_What you will do_:
Print every line of the listing exactly, please.

[Dataset items]
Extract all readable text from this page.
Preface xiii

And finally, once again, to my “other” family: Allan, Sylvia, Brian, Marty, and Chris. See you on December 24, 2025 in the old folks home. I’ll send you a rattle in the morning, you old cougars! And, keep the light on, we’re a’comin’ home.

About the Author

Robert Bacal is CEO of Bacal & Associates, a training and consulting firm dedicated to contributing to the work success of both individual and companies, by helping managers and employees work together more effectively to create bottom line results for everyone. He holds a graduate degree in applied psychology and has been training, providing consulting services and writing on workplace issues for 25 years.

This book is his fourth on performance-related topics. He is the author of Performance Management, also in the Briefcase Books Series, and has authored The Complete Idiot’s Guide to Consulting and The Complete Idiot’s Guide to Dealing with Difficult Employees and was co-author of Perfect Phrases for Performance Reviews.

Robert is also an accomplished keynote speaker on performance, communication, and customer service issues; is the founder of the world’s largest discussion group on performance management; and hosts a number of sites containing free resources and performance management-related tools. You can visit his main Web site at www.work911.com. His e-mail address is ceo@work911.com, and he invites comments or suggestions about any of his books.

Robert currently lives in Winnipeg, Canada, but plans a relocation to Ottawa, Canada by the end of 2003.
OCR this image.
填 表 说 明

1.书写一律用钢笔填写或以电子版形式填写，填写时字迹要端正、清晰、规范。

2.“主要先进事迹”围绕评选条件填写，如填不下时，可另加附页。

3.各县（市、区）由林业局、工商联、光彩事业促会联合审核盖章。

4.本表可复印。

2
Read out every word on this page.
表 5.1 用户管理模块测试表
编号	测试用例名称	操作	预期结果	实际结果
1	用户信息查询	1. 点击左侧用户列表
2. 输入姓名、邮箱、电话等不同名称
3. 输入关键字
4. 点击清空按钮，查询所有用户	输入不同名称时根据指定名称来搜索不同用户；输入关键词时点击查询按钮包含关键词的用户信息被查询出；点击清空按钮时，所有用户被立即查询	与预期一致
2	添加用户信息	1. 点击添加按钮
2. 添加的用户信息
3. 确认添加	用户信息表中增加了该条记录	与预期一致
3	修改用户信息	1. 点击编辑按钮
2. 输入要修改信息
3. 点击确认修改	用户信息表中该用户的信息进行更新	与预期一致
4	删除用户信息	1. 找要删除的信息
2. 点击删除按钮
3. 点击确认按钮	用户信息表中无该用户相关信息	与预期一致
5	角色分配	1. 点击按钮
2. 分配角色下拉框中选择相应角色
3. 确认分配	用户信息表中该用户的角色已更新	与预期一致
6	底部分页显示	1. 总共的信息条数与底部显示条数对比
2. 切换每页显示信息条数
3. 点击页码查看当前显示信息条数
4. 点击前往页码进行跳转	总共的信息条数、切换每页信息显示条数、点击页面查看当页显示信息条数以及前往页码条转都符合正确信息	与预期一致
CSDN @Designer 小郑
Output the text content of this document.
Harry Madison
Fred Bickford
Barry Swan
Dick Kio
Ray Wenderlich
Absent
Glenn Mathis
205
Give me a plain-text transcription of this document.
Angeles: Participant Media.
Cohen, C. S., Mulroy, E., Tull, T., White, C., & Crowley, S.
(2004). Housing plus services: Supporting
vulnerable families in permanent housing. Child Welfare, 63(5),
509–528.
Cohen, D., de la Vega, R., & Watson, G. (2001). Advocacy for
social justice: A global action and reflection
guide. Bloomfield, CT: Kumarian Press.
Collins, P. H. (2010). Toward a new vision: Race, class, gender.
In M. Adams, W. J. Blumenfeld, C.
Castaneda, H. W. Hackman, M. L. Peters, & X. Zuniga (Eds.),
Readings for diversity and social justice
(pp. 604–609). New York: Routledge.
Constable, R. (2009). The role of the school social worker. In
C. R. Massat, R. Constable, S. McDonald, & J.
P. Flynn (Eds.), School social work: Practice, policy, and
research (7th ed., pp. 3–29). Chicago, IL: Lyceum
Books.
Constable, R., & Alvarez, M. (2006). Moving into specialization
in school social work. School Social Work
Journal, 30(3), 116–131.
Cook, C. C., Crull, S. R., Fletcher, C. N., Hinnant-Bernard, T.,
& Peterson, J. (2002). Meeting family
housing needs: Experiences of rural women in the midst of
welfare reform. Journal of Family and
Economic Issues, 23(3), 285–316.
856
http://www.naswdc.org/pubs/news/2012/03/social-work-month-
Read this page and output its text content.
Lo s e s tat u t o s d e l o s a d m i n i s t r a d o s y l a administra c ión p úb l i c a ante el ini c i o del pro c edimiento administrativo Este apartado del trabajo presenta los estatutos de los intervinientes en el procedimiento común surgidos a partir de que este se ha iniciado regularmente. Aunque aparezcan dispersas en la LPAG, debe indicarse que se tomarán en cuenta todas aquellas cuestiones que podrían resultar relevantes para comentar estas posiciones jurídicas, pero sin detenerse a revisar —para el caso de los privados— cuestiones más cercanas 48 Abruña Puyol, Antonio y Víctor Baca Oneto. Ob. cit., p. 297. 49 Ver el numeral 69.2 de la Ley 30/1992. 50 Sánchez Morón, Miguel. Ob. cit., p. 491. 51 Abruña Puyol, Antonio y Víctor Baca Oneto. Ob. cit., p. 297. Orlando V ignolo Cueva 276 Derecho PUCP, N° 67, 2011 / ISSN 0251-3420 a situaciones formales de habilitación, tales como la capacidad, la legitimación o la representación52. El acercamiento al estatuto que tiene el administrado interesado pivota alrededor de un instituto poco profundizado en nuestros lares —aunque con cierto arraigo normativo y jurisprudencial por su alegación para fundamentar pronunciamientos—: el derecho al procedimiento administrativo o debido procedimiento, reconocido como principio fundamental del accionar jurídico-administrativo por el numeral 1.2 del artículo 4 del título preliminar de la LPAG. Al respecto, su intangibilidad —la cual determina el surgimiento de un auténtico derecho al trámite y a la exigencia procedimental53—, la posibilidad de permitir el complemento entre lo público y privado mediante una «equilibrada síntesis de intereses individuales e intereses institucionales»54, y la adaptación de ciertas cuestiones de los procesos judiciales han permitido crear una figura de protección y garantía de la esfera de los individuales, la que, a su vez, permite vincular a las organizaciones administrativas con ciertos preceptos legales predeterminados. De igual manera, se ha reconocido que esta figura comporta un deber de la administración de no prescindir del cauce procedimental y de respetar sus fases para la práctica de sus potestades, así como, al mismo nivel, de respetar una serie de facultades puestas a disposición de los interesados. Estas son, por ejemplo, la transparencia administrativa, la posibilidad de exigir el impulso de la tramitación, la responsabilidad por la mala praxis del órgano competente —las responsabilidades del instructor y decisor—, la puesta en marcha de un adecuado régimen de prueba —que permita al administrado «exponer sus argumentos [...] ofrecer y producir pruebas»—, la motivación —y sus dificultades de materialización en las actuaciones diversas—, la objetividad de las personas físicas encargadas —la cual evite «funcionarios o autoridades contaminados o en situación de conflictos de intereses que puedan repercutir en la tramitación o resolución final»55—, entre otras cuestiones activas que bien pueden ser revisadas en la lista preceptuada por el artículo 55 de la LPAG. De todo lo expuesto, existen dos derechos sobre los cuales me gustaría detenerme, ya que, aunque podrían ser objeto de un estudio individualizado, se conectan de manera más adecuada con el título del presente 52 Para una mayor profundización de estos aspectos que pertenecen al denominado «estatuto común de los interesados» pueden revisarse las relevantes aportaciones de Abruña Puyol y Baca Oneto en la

_Solution below_:
Extract all readable text from this page.
Preface xiii

And finally, once again, to my “other” family: Allan, Sylvia, Brian, Marty, and Chris. See you on December 24, 2025 in the old folks home. I’ll send you a rattle in the morning, you old cougars! And, keep the light on, we’re a’comin’ home.

About the Author

Robert Bacal is CEO of Bacal & Associates, a training and consulting firm dedicated to contributing to the work success of both individual and companies, by helping managers and employees work together more effectively to create bottom line results for everyone. He holds a graduate degree in applied psychology and has been training, providing consulting services and writing on workplace issues for 25 years.

This book is his fourth on performance-related topics. He is the author of Performance Management, also in the Briefcase Books Series, and has authored The Complete Idiot’s Guide to Consulting and The Complete Idiot’s Guide to Dealing with Difficult Employees and was co-author of Perfect Phrases for Performance Reviews.

Robert is also an accomplished keynote speaker on performance, communication, and customer service issues; is the founder of the world’s largest discussion group on performance management; and hosts a number of sites containing free resources and performance management-related tools. You can visit his main Web site at www.work911.com. His e-mail address is ceo@work911.com, and he invites comments or suggestions about any of his books.

Robert currently lives in Winnipeg, Canada, but plans a relocation to Ottawa, Canada by the end of 2003.
OCR this image.
填 表 说 明

1.书写一律用钢笔填写或以电子版形式填写，填写时字迹要端正、清晰、规范。

2.“主要先进事迹”围绕评选条件填写，如填不下时，可另加附页。

3.各县（市、区）由林业局、工商联、光彩事业促会联合审核盖章。

4.本表可复印。

2
Read out every word on this page.
表 5.1 用户管理模块测试表
编号	测试用例名称	操作	预期结果	实际结果
1	用户信息查询	1. 点击左侧用户列表
2. 输入姓名、邮箱、电话等不同名称
3. 输入关键字
4. 点击清空按钮，查询所有用户	输入不同名称时根据指定名称来搜索不同用户；输入关键词时点击查询按钮包含关键词的用户信息被查询出；点击清空按钮时，所有用户被立即查询	与预期一致
2	添加用户信息	1. 点击添加按钮
2. 添加的用户信息
3. 确认添加	用户信息表中增加了该条记录	与预期一致
3	修改用户信息	1. 点击编辑按钮
2. 输入要修改信息
3. 点击确认修改	用户信息表中该用户的信息进行更新	与预期一致
4	删除用户信息	1. 找要删除的信息
2. 点击删除按钮
3. 点击确认按钮	用户信息表中无该用户相关信息	与预期一致
5	角色分配	1. 点击按钮
2. 分配角色下拉框中选择相应角色
3. 确认分配	用户信息表中该用户的角色已更新	与预期一致
6	底部分页显示	1. 总共的信息条数与底部显示条数对比
2. 切换每页显示信息条数
3. 点击页码查看当前显示信息条数
4. 点击前往页码进行跳转	总共的信息条数、切换每页信息显示条数、点击页面查看当页显示信息条数以及前往页码条转都符合正确信息	与预期一致
CSDN @Designer 小郑
Output the text content of this document.
Harry Madison
Fred Bickford
Barry Swan
Dick Kio
Ray Wenderlich
Absent
Glenn Mathis
205
Give me a plain-text transcription of this document.
Angeles: Participant Media.
Cohen, C. S., Mulroy, E., Tull, T., White, C., & Crowley, S.
(2004). Housing plus services: Supporting
vulnerable families in permanent housing. Child Welfare, 63(5),
509–528.
Cohen, D., de la Vega, R., & Watson, G. (2001). Advocacy for
social justice: A global action and reflection
guide. Bloomfield, CT: Kumarian Press.
Collins, P. H. (2010). Toward a new vision: Race, class, gender.
In M. Adams, W. J. Blumenfeld, C.
Castaneda, H. W. Hackman, M. L. Peters, & X. Zuniga (Eds.),
Readings for diversity and social justice
(pp. 604–609). New York: Routledge.
Constable, R. (2009). The role of the school social worker. In
C. R. Massat, R. Constable, S. McDonald, & J.
P. Flynn (Eds.), School social work: Practice, policy, and
research (7th ed., pp. 3–29). Chicago, IL: Lyceum
Books.
Constable, R., & Alvarez, M. (2006). Moving into specialization
in school social work. School Social Work
Journal, 30(3), 116–131.
Cook, C. C., Crull, S. R., Fletcher, C. N., Hinnant-Bernard, T.,
& Peterson, J. (2002). Meeting family
housing needs: Experiences of rural women in the midst of
welfare reform. Journal of Family and
Economic Issues, 23(3), 285–316.
856
http://www.naswdc.org/pubs/news/2012/03/social-work-month-
Read this page and output its text content.
Lo s e s tat u t o s d e l o s a d m i n i s t r a d o s y l a administra c ión p úb l i c a ante el ini c i o del pro c edimiento administrativo Este apartado del trabajo presenta los estatutos de los intervinientes en el procedimiento común surgidos a partir de que este se ha iniciado regularmente. Aunque aparezcan dispersas en la LPAG, debe indicarse que se tomarán en cuenta todas aquellas cuestiones que podrían resultar relevantes para comentar estas posiciones jurídicas, pero sin detenerse a revisar —para el caso de los privados— cuestiones más cercanas 48 Abruña Puyol, Antonio y Víctor Baca Oneto. Ob. cit., p. 297. 49 Ver el numeral 69.2 de la Ley 30/1992. 50 Sánchez Morón, Miguel. Ob. cit., p. 491. 51 Abruña Puyol, Antonio y Víctor Baca Oneto. Ob. cit., p. 297. Orlando V ignolo Cueva 276 Derecho PUCP, N° 67, 2011 / ISSN 0251-3420 a situaciones formales de habilitación, tales como la capacidad, la legitimación o la representación52. El acercamiento al estatuto que tiene el administrado interesado pivota alrededor de un instituto poco profundizado en nuestros lares —aunque con cierto arraigo normativo y jurisprudencial por su alegación para fundamentar pronunciamientos—: el derecho al procedimiento administrativo o debido procedimiento, reconocido como principio fundamental del accionar jurídico-administrativo por el numeral 1.2 del artículo 4 del título preliminar de la LPAG. Al respecto, su intangibilidad —la cual determina el surgimiento de un auténtico derecho al trámite y a la exigencia procedimental53—, la posibilidad de permitir el complemento entre lo público y privado mediante una «equilibrada síntesis de intereses individuales e intereses institucionales»54, y la adaptación de ciertas cuestiones de los procesos judiciales han permitido crear una figura de protección y garantía de la esfera de los individuales, la que, a su vez, permite vincular a las organizaciones administrativas con ciertos preceptos legales predeterminados. De igual manera, se ha reconocido que esta figura comporta un deber de la administración de no prescindir del cauce procedimental y de respetar sus fases para la práctica de sus potestades, así como, al mismo nivel, de respetar una serie de facultades puestas a disposición de los interesados. Estas son, por ejemplo, la transparencia administrativa, la posibilidad de exigir el impulso de la tramitación, la responsabilidad por la mala praxis del órgano competente —las responsabilidades del instructor y decisor—, la puesta en marcha de un adecuado régimen de prueba —que permita al administrado «exponer sus argumentos [...] ofrecer y producir pruebas»—, la motivación —y sus dificultades de materialización en las actuaciones diversas—, la objetividad de las personas físicas encargadas —la cual evite «funcionarios o autoridades contaminados o en situación de conflictos de intereses que puedan repercutir en la tramitación o resolución final»55—, entre otras cuestiones activas que bien pueden ser revisadas en la lista preceptuada por el artículo 55 de la LPAG. De todo lo expuesto, existen dos derechos sobre los cuales me gustaría detenerme, ya que, aunque podrían ser objeto de un estudio individualizado, se conectan de manera más adecuada con el título del presente 52 Para una mayor profundización de estos aspectos que pertenecen al denominado «estatuto común de los interesados» pueden revisarse las relevantes aportaciones de Abruña Puyol y Baca Oneto en la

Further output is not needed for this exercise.